### GIVEN INSTRUCTION
List each line of the data in which the string "Pilato" appears.

### SUPPLIED DATA
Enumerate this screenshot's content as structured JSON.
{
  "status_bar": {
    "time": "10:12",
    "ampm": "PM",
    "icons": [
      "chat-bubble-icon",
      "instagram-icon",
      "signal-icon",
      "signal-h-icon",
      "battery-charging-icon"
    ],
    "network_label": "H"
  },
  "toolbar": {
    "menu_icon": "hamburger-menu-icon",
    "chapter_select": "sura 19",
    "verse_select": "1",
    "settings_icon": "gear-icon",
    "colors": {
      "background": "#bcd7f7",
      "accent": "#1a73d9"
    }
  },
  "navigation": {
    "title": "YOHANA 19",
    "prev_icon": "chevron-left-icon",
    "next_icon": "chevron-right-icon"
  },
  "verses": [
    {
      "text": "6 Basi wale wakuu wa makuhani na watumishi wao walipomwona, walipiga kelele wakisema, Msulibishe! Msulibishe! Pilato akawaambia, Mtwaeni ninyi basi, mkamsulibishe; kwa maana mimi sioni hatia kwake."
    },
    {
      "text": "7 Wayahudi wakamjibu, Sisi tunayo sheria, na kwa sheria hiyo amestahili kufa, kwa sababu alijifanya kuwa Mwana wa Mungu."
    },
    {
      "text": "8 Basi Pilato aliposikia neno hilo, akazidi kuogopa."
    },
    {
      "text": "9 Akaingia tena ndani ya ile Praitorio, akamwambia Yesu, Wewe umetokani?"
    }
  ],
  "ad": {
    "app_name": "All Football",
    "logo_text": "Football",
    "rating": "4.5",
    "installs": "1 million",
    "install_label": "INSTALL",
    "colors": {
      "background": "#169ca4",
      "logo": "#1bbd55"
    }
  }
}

### FINAL RESULT
      "text": "6 Basi wale wakuu wa makuhani na watumishi wao walipomwona, walipiga kelele wakisema, Msulibishe! Msulibishe! Pilato akawaambia, Mtwaeni ninyi basi, mkamsulibishe; kwa maana mimi sioni hatia kwake."
      "text": "8 Basi Pilato aliposikia neno hilo, akazidi kuogopa."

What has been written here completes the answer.